EXERCISE OBJECTIVE — Pictures aside, write out every record exactly as it appears.

GIVEN DATA —

===

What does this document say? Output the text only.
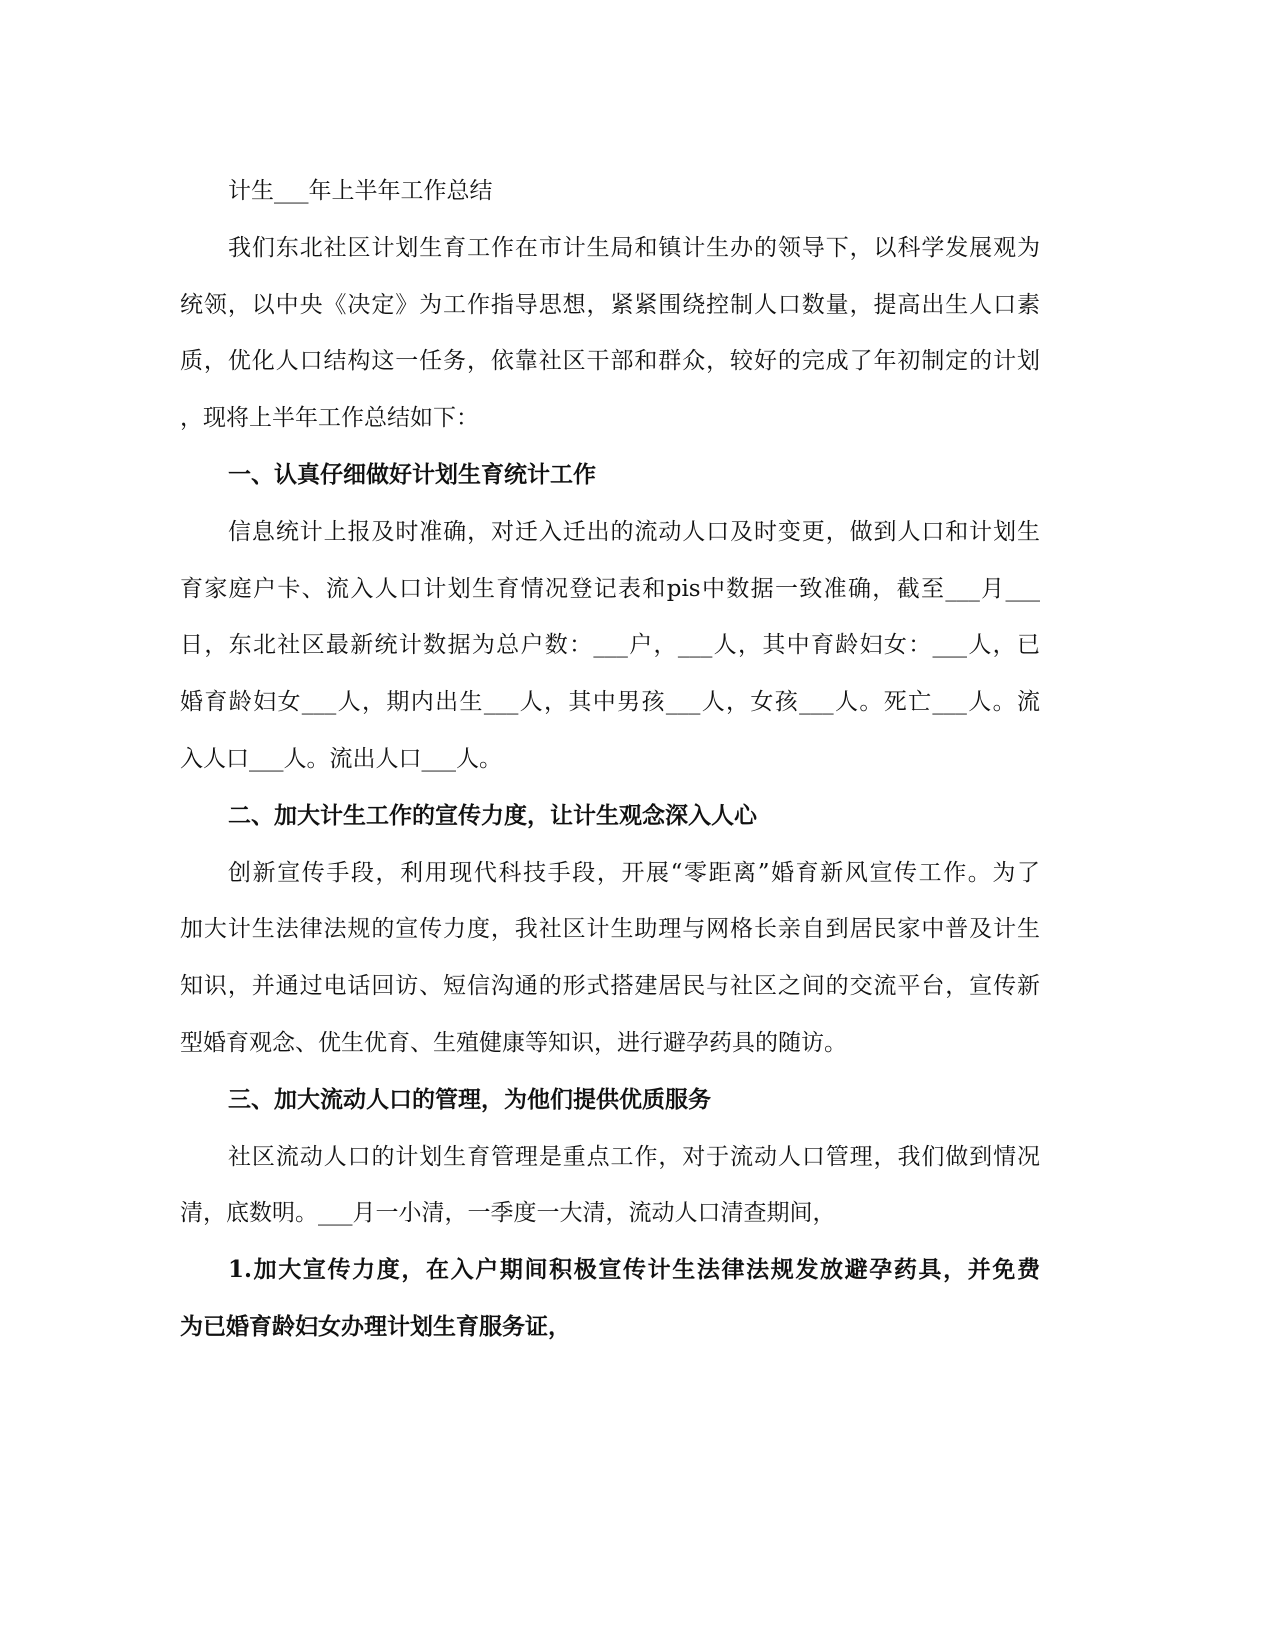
计生___年上半年工作总结
我们东北社区计划生育工作在市计生局和镇计生办的领导下，以科学发展观为
统领，以中央《决定》为工作指导思想，紧紧围绕控制人口数量，提高出生人口素
质，优化人口结构这一任务，依靠社区干部和群众，较好的完成了年初制定的计划
，现将上半年工作总结如下：
一、认真仔细做好计划生育统计工作
信息统计上报及时准确，对迁入迁出的流动人口及时变更，做到人口和计划生
育家庭户卡、流入人口计划生育情况登记表和pis中数据一致准确，截至___月___
日，东北社区最新统计数据为总户数：___户，___人，其中育龄妇女：___人，已
婚育龄妇女___人，期内出生___人，其中男孩___人，女孩___人。死亡___人。流
入人口___人。流出人口___人。
二、加大计生工作的宣传力度，让计生观念深入人心
创新宣传手段，利用现代科技手段，开展“零距离”婚育新风宣传工作。为了
加大计生法律法规的宣传力度，我社区计生助理与网格长亲自到居民家中普及计生
知识，并通过电话回访、短信沟通的形式搭建居民与社区之间的交流平台，宣传新
型婚育观念、优生优育、生殖健康等知识，进行避孕药具的随访。
三、加大流动人口的管理，为他们提供优质服务
社区流动人口的计划生育管理是重点工作，对于流动人口管理，我们做到情况
清，底数明。___月一小清，一季度一大清，流动人口清查期间，
1.加大宣传力度，在入户期间积极宣传计生法律法规发放避孕药具，并免费
为已婚育龄妇女办理计划生育服务证，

===

WRITTEN SOLUTION —
What does this document say? Output the text only.
计生___年上半年工作总结
我们东北社区计划生育工作在市计生局和镇计生办的领导下，以科学发展观为
统领，以中央《决定》为工作指导思想，紧紧围绕控制人口数量，提高出生人口素
质，优化人口结构这一任务，依靠社区干部和群众，较好的完成了年初制定的计划
，现将上半年工作总结如下：
一、认真仔细做好计划生育统计工作
信息统计上报及时准确，对迁入迁出的流动人口及时变更，做到人口和计划生
育家庭户卡、流入人口计划生育情况登记表和pis中数据一致准确，截至___月___
日，东北社区最新统计数据为总户数：___户，___人，其中育龄妇女：___人，已
婚育龄妇女___人，期内出生___人，其中男孩___人，女孩___人。死亡___人。流
入人口___人。流出人口___人。
二、加大计生工作的宣传力度，让计生观念深入人心
创新宣传手段，利用现代科技手段，开展“零距离”婚育新风宣传工作。为了
加大计生法律法规的宣传力度，我社区计生助理与网格长亲自到居民家中普及计生
知识，并通过电话回访、短信沟通的形式搭建居民与社区之间的交流平台，宣传新
型婚育观念、优生优育、生殖健康等知识，进行避孕药具的随访。
三、加大流动人口的管理，为他们提供优质服务
社区流动人口的计划生育管理是重点工作，对于流动人口管理，我们做到情况
清，底数明。___月一小清，一季度一大清，流动人口清查期间，
1.加大宣传力度，在入户期间积极宣传计生法律法规发放避孕药具，并免费
为已婚育龄妇女办理计划生育服务证，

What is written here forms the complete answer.